> _Records to use_:

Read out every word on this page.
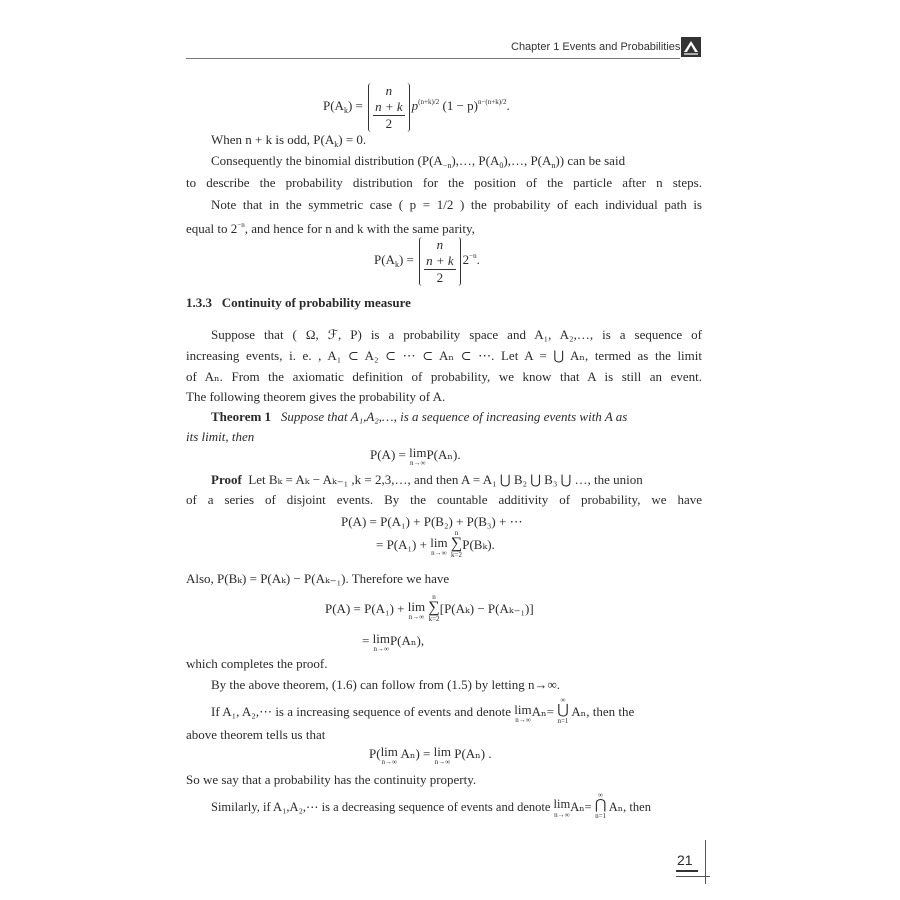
Chapter 1 Events and Probabilities
$P(A_k)$ =
n
$\frac{n + k}{2} p^{(n+k)/2}$ $(1 - p)^{n-(n+k)/2}$.
When n + k is odd, $P(A_k) = 0$.
Consequently the binomial distribution ($P(A_{-n}),\dots$, $P(A_0),\dots$, $P(A_n)$) can be said
to describe the probability distribution for the position of the particle after n steps.
Note that in the symmetric case ( p = 1/2 ) the probability of each individual path is
equal to $2^{-n}$, and hence for n and k with the same parity,
$P(A_k)$ =
n
$\frac{n + k}{2} 2^{-n}$.
1.3.3 Continuity of probability measure
Suppose that ( Ω, ℱ, P) is a probability space and A₁, A₂,…, is a sequence of
increasing events, i. e. , A₁ ⊂ A₂ ⊂ ⋯ ⊂ Aₙ ⊂ ⋯. Let A = ⋃ Aₙ, termed as the limit
of Aₙ. From the axiomatic definition of probability, we know that A is still an event.
The following theorem gives the probability of A.
Theorem 1 Suppose that A₁,A₂,…, is a sequence of increasing events with A as
its limit, then
P(A) = lim
n→∞
P(Aₙ).
Proof Let Bₖ = Aₖ − Aₖ₋₁ ,k = 2,3,…, and then A = A₁ ⋃ B₂ ⋃ B₃ ⋃ …, the union
of a series of disjoint events. By the countable additivity of probability, we have
P(A) = P(A₁) + P(B₂) + P(B₃) + ⋯
= P(A₁) + lim
n→∞

n
∑
k=2
P(Bₖ).
Also, P(Bₖ) = P(Aₖ) − P(Aₖ₋₁). Therefore we have
P(A) = P(A₁) + lim
n→∞

n
∑
k=2
[P(Aₖ) − P(Aₖ₋₁)]
= lim
n→∞
P(Aₙ),
which completes the proof.
By the above theorem, (1.6) can follow from (1.5) by letting n→∞.
If A₁, A₂,⋯ is a increasing sequence of events and denote lim
n→∞
Aₙ=
∞
⋃
n=1
Aₙ, then the
above theorem tells us that
P(lim
n→∞
Aₙ) = lim
n→∞
P(Aₙ) .
So we say that a probability has the continuity property.
Similarly, if A₁,A₂,⋯ is a decreasing sequence of events and denote lim
n→∞
Aₙ=
∞
⋂
n=1
Aₙ, then
21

> _What is needed_:
Leave out the pictures and output every record above precisely as given.

> _Answer for the task_:
Read out every word on this page.
Chapter 1 Events and Probabilities
$P(A_k)$ =
n
$\frac{n + k}{2} p^{(n+k)/2}$ $(1 - p)^{n-(n+k)/2}$.
When n + k is odd, $P(A_k) = 0$.
Consequently the binomial distribution ($P(A_{-n}),\dots$, $P(A_0),\dots$, $P(A_n)$) can be said
to describe the probability distribution for the position of the particle after n steps.
Note that in the symmetric case ( p = 1/2 ) the probability of each individual path is
equal to $2^{-n}$, and hence for n and k with the same parity,
$P(A_k)$ =
n
$\frac{n + k}{2} 2^{-n}$.
1.3.3 Continuity of probability measure
Suppose that ( Ω, ℱ, P) is a probability space and A₁, A₂,…, is a sequence of
increasing events, i. e. , A₁ ⊂ A₂ ⊂ ⋯ ⊂ Aₙ ⊂ ⋯. Let A = ⋃ Aₙ, termed as the limit
of Aₙ. From the axiomatic definition of probability, we know that A is still an event.
The following theorem gives the probability of A.
Theorem 1 Suppose that A₁,A₂,…, is a sequence of increasing events with A as
its limit, then
P(A) = lim
n→∞
P(Aₙ).
Proof Let Bₖ = Aₖ − Aₖ₋₁ ,k = 2,3,…, and then A = A₁ ⋃ B₂ ⋃ B₃ ⋃ …, the union
of a series of disjoint events. By the countable additivity of probability, we have
P(A) = P(A₁) + P(B₂) + P(B₃) + ⋯
= P(A₁) + lim
n→∞

n
∑
k=2
P(Bₖ).
Also, P(Bₖ) = P(Aₖ) − P(Aₖ₋₁). Therefore we have
P(A) = P(A₁) + lim
n→∞

n
∑
k=2
[P(Aₖ) − P(Aₖ₋₁)]
= lim
n→∞
P(Aₙ),
which completes the proof.
By the above theorem, (1.6) can follow from (1.5) by letting n→∞.
If A₁, A₂,⋯ is a increasing sequence of events and denote lim
n→∞
Aₙ=
∞
⋃
n=1
Aₙ, then the
above theorem tells us that
P(lim
n→∞
Aₙ) = lim
n→∞
P(Aₙ) .
So we say that a probability has the continuity property.
Similarly, if A₁,A₂,⋯ is a decreasing sequence of events and denote lim
n→∞
Aₙ=
∞
⋂
n=1
Aₙ, then
21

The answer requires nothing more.